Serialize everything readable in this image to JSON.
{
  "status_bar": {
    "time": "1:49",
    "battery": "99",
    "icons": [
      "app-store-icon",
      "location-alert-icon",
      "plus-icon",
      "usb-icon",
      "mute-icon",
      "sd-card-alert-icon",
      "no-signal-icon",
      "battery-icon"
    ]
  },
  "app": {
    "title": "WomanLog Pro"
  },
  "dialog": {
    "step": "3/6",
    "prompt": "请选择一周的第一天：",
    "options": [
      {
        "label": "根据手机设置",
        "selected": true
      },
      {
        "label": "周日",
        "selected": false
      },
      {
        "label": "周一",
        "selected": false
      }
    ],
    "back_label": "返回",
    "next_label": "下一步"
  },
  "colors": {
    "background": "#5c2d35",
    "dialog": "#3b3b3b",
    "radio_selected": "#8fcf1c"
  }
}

**Task goal:**
Nothing may be left out: return each entry exactly as it reads.

**Result of the exercise:**
Serialize everything readable in this image to JSON.
{
  "status_bar": {
    "time": "1:49",
    "battery": "99",
    "icons": [
      "app-store-icon",
      "location-alert-icon",
      "plus-icon",
      "usb-icon",
      "mute-icon",
      "sd-card-alert-icon",
      "no-signal-icon",
      "battery-icon"
    ]
  },
  "app": {
    "title": "WomanLog Pro"
  },
  "dialog": {
    "step": "3/6",
    "prompt": "请选择一周的第一天：",
    "options": [
      {
        "label": "根据手机设置",
        "selected": true
      },
      {
        "label": "周日",
        "selected": false
      },
      {
        "label": "周一",
        "selected": false
      }
    ],
    "back_label": "返回",
    "next_label": "下一步"
  },
  "colors": {
    "background": "#5c2d35",
    "dialog": "#3b3b3b",
    "radio_selected": "#8fcf1c"
  }
}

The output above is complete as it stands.